### DATA SUPPLIED:
** Begin **

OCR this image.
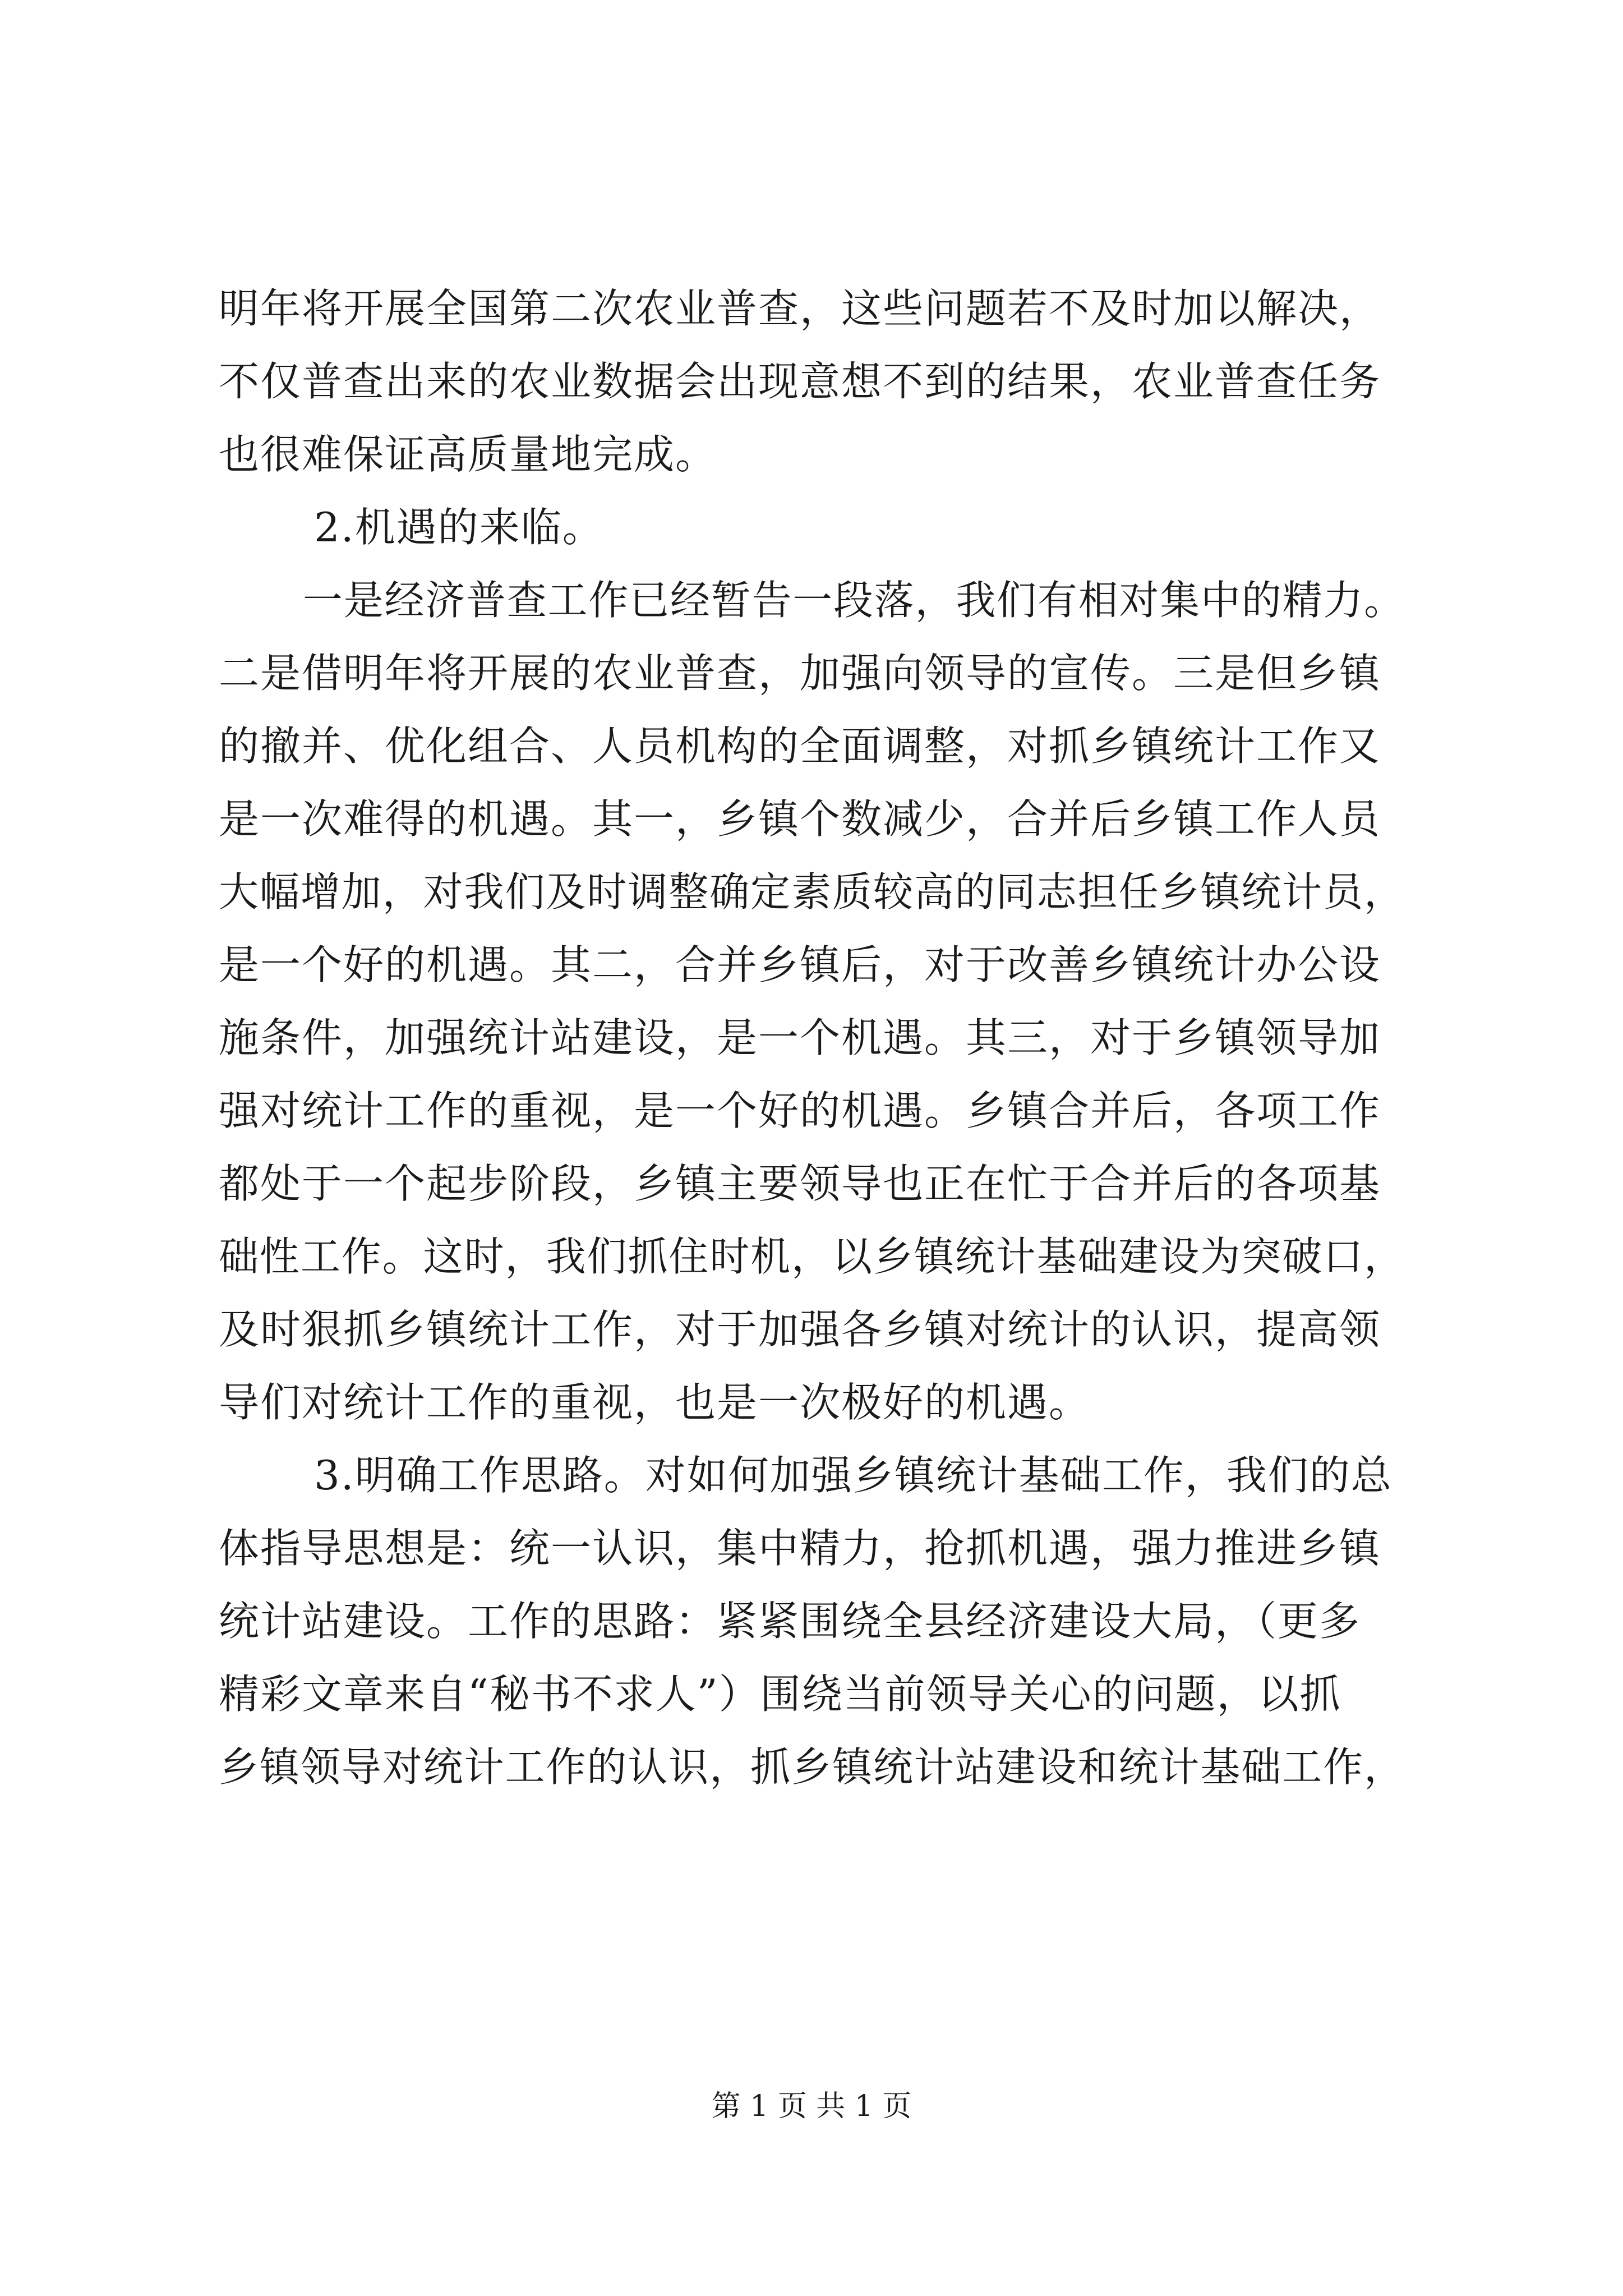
明年将开展全国第二次农业普查，这些问题若不及时加以解决，
不仅普查出来的农业数据会出现意想不到的结果，农业普查任务
也很难保证高质量地完成。
2.机遇的来临。
一是经济普查工作已经暂告一段落，我们有相对集中的精力。
二是借明年将开展的农业普查，加强向领导的宣传。三是但乡镇
的撤并、优化组合、人员机构的全面调整，对抓乡镇统计工作又
是一次难得的机遇。其一，乡镇个数减少，合并后乡镇工作人员
大幅增加，对我们及时调整确定素质较高的同志担任乡镇统计员，
是一个好的机遇。其二，合并乡镇后，对于改善乡镇统计办公设
施条件，加强统计站建设，是一个机遇。其三，对于乡镇领导加
强对统计工作的重视，是一个好的机遇。乡镇合并后，各项工作
都处于一个起步阶段，乡镇主要领导也正在忙于合并后的各项基
础性工作。这时，我们抓住时机，以乡镇统计基础建设为突破口，
及时狠抓乡镇统计工作，对于加强各乡镇对统计的认识，提高领
导们对统计工作的重视，也是一次极好的机遇。
3.明确工作思路。对如何加强乡镇统计基础工作，我们的总
体指导思想是：统一认识，集中精力，抢抓机遇，强力推进乡镇
统计站建设。工作的思路：紧紧围绕全县经济建设大局，（更多
精彩文章来自“秘书不求人”）围绕当前领导关心的问题，以抓
乡镇领导对统计工作的认识，抓乡镇统计站建设和统计基础工作，
第 1 页 共 1 页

** End **

### TASK TO COMPLETE:
Write out the material above once more, exactly as it reads, with no pictures.

### EXERCISE ANSWER:
OCR this image.
明年将开展全国第二次农业普查，这些问题若不及时加以解决，
不仅普查出来的农业数据会出现意想不到的结果，农业普查任务
也很难保证高质量地完成。
2.机遇的来临。
一是经济普查工作已经暂告一段落，我们有相对集中的精力。
二是借明年将开展的农业普查，加强向领导的宣传。三是但乡镇
的撤并、优化组合、人员机构的全面调整，对抓乡镇统计工作又
是一次难得的机遇。其一，乡镇个数减少，合并后乡镇工作人员
大幅增加，对我们及时调整确定素质较高的同志担任乡镇统计员，
是一个好的机遇。其二，合并乡镇后，对于改善乡镇统计办公设
施条件，加强统计站建设，是一个机遇。其三，对于乡镇领导加
强对统计工作的重视，是一个好的机遇。乡镇合并后，各项工作
都处于一个起步阶段，乡镇主要领导也正在忙于合并后的各项基
础性工作。这时，我们抓住时机，以乡镇统计基础建设为突破口，
及时狠抓乡镇统计工作，对于加强各乡镇对统计的认识，提高领
导们对统计工作的重视，也是一次极好的机遇。
3.明确工作思路。对如何加强乡镇统计基础工作，我们的总
体指导思想是：统一认识，集中精力，抢抓机遇，强力推进乡镇
统计站建设。工作的思路：紧紧围绕全县经济建设大局，（更多
精彩文章来自“秘书不求人”）围绕当前领导关心的问题，以抓
乡镇领导对统计工作的认识，抓乡镇统计站建设和统计基础工作，
第 1 页 共 1 页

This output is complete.